En rentrant à Tunis en mars 2011, Ghannouchi savait-il qu’il allait rafler la mise?
Il revient aux dirigeants d’Ennahdha, et à eux seuls, de fêter avec le plus de solennité le 6e anniversaire de la chute de Ben Ali, dont ils ont perçu les plus gros dividendes.
Par Yassine Essid
S’il y a bien une personnalité et un parti qui se retrouvent aujourd’hui et contre toute attente au comble de l’exaltation pour célébrer les mérites du 14 janvier, sans complexe ni ambiguïté, et si possible avec chants et processions, c’est bien Rached Ghannouchi et Ennahdha. Après tout, ils ont réussi à percevoir, le temps aidant, les plus gros dividendes de la chute du régime de Ben Ali. Il leur aura fallu deux années pour piller, ruiner et détruire le pays. Deux années pour marquer définitivement le paysage social par un islam référent et exogène. Deux années pour tolérer puis encourager l’émergence d’un islamisme radical constitutif d’une future armée de réserve formée de soldats de dieu.

DONNÉES FOURNIES>
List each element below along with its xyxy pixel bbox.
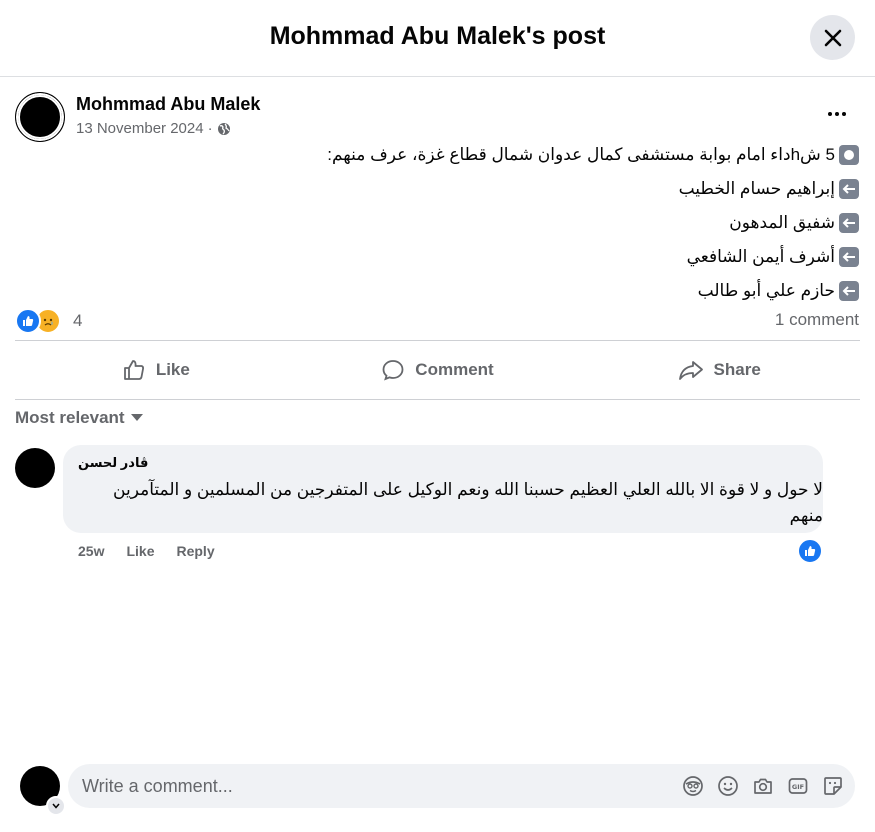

==

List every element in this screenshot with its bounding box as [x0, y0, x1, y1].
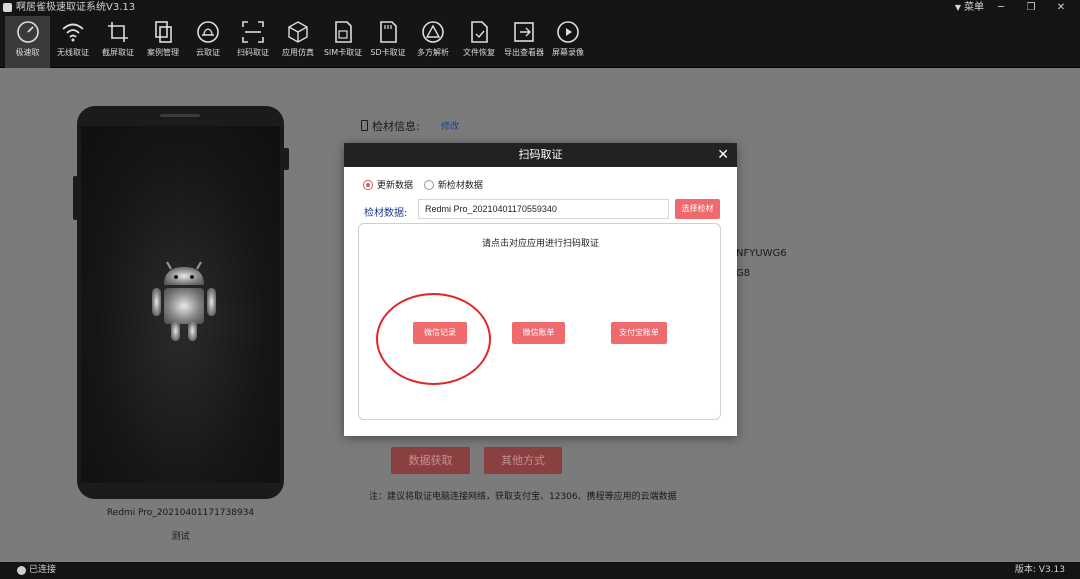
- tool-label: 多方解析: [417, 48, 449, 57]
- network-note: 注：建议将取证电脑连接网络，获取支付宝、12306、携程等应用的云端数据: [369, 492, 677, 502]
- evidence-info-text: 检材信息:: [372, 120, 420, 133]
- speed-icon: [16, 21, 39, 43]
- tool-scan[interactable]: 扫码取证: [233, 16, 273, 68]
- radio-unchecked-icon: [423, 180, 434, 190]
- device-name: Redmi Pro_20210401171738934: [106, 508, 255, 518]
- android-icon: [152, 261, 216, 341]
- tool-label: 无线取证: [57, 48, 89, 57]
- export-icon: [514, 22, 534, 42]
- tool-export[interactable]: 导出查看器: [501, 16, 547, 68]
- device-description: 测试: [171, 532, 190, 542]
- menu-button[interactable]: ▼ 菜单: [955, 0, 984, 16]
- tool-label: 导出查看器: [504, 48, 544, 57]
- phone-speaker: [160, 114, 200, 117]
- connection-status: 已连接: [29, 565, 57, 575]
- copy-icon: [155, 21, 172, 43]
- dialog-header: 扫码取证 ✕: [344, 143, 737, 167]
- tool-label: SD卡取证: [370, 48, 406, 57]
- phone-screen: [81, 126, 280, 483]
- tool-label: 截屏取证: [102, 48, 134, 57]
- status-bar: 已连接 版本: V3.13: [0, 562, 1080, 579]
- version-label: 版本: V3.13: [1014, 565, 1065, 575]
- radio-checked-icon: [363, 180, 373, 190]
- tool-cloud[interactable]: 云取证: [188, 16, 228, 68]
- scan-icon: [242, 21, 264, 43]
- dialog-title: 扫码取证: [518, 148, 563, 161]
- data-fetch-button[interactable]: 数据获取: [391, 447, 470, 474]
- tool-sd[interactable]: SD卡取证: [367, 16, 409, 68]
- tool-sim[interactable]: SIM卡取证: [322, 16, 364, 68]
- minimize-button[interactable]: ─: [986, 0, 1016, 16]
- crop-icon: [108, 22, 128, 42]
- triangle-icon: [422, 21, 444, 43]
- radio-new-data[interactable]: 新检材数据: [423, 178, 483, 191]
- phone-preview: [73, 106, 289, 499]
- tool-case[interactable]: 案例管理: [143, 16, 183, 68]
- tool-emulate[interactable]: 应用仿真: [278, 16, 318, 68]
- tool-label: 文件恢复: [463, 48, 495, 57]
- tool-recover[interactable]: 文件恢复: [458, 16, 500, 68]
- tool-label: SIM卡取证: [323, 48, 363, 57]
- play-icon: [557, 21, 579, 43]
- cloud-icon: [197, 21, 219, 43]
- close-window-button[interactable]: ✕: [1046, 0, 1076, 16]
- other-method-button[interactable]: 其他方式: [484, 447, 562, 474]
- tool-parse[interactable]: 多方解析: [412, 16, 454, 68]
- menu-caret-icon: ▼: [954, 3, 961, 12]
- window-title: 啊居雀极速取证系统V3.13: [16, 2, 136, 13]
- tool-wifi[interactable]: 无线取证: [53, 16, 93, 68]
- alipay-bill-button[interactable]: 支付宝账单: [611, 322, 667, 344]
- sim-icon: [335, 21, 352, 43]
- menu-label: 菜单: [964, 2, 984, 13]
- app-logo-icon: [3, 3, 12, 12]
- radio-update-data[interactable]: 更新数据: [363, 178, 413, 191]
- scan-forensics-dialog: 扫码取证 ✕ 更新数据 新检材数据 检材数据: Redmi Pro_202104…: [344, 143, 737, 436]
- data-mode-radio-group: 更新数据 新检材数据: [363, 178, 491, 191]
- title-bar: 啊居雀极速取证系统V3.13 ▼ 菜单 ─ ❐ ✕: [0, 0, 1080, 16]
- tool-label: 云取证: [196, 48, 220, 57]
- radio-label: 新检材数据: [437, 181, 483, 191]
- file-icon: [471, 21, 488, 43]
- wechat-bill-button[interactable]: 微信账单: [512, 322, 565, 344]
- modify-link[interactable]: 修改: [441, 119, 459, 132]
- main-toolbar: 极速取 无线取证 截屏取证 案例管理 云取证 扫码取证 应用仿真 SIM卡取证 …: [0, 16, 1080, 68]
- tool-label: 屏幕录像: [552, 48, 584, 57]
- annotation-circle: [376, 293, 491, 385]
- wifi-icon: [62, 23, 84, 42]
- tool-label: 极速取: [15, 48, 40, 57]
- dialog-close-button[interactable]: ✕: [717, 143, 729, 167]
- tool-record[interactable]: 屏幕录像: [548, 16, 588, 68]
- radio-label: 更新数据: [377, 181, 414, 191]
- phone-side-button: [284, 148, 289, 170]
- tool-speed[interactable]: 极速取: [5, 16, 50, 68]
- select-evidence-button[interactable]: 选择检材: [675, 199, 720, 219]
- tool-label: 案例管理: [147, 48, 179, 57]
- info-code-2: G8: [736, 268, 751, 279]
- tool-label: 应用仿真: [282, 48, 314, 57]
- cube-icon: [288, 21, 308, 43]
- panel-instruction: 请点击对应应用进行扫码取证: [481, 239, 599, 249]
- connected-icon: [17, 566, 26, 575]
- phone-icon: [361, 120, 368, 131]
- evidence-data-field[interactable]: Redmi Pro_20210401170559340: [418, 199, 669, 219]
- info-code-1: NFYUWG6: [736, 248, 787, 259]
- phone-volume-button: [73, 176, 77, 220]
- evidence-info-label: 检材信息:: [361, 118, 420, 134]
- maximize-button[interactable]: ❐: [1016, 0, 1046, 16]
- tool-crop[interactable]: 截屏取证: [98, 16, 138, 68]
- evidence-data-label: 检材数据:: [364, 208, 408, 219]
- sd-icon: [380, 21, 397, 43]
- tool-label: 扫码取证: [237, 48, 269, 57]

CONSIGNE>
Recopiez à l'identique le passage de l'article sur Ennahdha qui commence par « Il revient aux » et se termine par « plus gros dividendes. ». Appuyez-vous uniquement sur le document, sans tenir compte des lignes.

RÉSULTAT ATTENDU>
Il revient aux dirigeants d’Ennahdha, et à eux seuls, de fêter avec le plus de solennité le 6e anniversaire de la chute de Ben Ali, dont ils ont perçu les plus gros dividendes.